(Stored data entries)
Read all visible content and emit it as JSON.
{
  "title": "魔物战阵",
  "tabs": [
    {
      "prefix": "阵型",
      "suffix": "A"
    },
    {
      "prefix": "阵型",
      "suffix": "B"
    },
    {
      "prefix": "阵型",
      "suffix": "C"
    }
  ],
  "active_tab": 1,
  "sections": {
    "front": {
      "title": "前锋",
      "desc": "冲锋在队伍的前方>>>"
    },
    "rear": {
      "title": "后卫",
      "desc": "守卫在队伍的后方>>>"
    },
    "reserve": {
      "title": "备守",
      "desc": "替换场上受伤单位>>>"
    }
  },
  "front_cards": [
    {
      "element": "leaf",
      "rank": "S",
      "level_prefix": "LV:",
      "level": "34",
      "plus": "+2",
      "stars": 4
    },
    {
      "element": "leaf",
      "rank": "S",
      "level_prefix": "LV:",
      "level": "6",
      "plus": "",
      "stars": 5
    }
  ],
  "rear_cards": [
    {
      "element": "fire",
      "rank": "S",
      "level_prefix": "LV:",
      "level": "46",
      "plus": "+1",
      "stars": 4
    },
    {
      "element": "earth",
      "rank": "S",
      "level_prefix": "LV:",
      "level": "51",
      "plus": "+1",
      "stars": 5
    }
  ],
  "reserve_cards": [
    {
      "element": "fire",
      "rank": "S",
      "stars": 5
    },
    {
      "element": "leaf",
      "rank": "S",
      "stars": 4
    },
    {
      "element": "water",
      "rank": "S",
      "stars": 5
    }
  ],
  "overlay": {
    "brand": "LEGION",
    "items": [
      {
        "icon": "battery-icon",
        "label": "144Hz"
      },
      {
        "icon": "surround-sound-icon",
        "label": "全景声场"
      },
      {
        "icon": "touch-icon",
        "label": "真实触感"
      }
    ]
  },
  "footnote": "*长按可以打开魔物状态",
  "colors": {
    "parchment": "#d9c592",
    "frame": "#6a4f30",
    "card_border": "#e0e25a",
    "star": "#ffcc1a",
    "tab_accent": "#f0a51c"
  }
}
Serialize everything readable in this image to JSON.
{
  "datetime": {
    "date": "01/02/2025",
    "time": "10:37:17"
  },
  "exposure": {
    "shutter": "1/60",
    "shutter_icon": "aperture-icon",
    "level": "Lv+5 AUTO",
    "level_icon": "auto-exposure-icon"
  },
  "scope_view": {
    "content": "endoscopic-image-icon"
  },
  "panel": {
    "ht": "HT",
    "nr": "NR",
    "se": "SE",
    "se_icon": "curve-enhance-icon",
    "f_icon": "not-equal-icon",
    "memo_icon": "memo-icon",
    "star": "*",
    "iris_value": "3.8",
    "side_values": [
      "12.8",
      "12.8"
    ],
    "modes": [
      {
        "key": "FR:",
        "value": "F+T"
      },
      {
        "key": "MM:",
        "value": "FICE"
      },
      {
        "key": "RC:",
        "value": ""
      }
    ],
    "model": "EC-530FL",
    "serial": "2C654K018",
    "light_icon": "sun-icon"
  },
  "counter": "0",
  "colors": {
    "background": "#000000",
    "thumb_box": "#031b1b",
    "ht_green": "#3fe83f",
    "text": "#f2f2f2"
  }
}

WHAT TO DO: Tally every line of the listing that holds the string "title", then give the number by itself.

WRITTEN SOLUTION: 4